-- Exercise data --
# # # # # # #

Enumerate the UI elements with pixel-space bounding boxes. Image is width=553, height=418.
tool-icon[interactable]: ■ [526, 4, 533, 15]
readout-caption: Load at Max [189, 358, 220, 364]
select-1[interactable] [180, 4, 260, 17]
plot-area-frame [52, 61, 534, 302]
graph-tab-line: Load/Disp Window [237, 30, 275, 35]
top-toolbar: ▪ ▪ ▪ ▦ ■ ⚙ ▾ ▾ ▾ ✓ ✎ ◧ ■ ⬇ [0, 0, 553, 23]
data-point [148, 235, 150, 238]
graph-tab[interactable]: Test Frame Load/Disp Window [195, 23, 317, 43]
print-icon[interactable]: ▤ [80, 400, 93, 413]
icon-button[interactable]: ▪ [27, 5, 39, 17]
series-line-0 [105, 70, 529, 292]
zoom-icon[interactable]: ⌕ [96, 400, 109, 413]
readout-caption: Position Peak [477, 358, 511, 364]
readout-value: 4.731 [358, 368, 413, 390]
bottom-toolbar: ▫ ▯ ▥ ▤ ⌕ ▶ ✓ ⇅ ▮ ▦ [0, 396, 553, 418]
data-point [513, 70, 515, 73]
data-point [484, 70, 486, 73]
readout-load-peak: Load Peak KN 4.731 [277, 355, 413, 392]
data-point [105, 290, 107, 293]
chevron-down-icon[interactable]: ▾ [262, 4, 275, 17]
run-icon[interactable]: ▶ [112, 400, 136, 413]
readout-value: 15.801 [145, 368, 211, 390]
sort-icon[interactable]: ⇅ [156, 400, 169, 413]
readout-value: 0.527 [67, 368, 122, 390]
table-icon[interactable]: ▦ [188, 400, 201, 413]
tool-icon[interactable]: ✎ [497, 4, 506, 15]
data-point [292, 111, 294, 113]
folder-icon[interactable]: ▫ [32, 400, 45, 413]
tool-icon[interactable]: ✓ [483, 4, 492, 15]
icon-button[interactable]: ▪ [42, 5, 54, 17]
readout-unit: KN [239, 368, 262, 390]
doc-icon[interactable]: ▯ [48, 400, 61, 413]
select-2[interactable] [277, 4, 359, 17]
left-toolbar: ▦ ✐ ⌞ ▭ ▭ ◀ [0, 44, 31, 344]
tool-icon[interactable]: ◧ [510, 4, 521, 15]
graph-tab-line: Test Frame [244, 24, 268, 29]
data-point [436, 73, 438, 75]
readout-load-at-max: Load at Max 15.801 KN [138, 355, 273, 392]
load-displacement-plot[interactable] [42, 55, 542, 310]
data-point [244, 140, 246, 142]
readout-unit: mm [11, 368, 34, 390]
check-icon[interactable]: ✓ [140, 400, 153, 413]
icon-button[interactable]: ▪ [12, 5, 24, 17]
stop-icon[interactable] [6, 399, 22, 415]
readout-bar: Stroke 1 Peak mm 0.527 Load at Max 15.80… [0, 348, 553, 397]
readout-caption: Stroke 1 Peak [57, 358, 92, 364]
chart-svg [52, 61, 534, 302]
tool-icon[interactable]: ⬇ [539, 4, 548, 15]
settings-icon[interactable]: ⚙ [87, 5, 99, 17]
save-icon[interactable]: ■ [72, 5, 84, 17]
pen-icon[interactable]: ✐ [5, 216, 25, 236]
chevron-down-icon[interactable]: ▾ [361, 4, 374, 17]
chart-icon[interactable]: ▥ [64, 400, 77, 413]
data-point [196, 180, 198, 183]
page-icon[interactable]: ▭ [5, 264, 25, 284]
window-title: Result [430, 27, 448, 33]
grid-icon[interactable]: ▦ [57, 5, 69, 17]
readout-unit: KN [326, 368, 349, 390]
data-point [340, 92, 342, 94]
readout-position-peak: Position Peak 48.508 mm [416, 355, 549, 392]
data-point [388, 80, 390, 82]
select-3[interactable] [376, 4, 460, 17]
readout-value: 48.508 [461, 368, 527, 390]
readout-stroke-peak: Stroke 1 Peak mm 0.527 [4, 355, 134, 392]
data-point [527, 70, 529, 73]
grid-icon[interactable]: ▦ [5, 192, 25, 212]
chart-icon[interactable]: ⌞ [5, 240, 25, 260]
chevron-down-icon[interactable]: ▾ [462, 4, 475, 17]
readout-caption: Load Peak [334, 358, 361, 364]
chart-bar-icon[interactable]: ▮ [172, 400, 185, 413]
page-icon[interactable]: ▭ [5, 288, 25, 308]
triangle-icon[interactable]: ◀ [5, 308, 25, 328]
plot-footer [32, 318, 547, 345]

# # # # # # #

-- What the task requires --
Rewrite the records starting at the beginning and ending at the line containing "tool-icon[interactable]: ✓ [483, 4, 492, 15]", replacing "readout-caption" with "readout-label" and changing nothing else.

-- Response below --
Enumerate the UI elements with pixel-space bounding boxes. Image is width=553, height=418.
tool-icon[interactable]: ■ [526, 4, 533, 15]
readout-label: Load at Max [189, 358, 220, 364]
select-1[interactable] [180, 4, 260, 17]
plot-area-frame [52, 61, 534, 302]
graph-tab-line: Load/Disp Window [237, 30, 275, 35]
top-toolbar: ▪ ▪ ▪ ▦ ■ ⚙ ▾ ▾ ▾ ✓ ✎ ◧ ■ ⬇ [0, 0, 553, 23]
data-point [148, 235, 150, 238]
graph-tab[interactable]: Test Frame Load/Disp Window [195, 23, 317, 43]
print-icon[interactable]: ▤ [80, 400, 93, 413]
icon-button[interactable]: ▪ [27, 5, 39, 17]
series-line-0 [105, 70, 529, 292]
zoom-icon[interactable]: ⌕ [96, 400, 109, 413]
readout-label: Position Peak [477, 358, 511, 364]
readout-value: 4.731 [358, 368, 413, 390]
bottom-toolbar: ▫ ▯ ▥ ▤ ⌕ ▶ ✓ ⇅ ▮ ▦ [0, 396, 553, 418]
data-point [513, 70, 515, 73]
data-point [484, 70, 486, 73]
readout-load-peak: Load Peak KN 4.731 [277, 355, 413, 392]
data-point [105, 290, 107, 293]
chevron-down-icon[interactable]: ▾ [262, 4, 275, 17]
run-icon[interactable]: ▶ [112, 400, 136, 413]
readout-value: 15.801 [145, 368, 211, 390]
sort-icon[interactable]: ⇅ [156, 400, 169, 413]
readout-value: 0.527 [67, 368, 122, 390]
table-icon[interactable]: ▦ [188, 400, 201, 413]
tool-icon[interactable]: ✎ [497, 4, 506, 15]
data-point [292, 111, 294, 113]
folder-icon[interactable]: ▫ [32, 400, 45, 413]
tool-icon[interactable]: ✓ [483, 4, 492, 15]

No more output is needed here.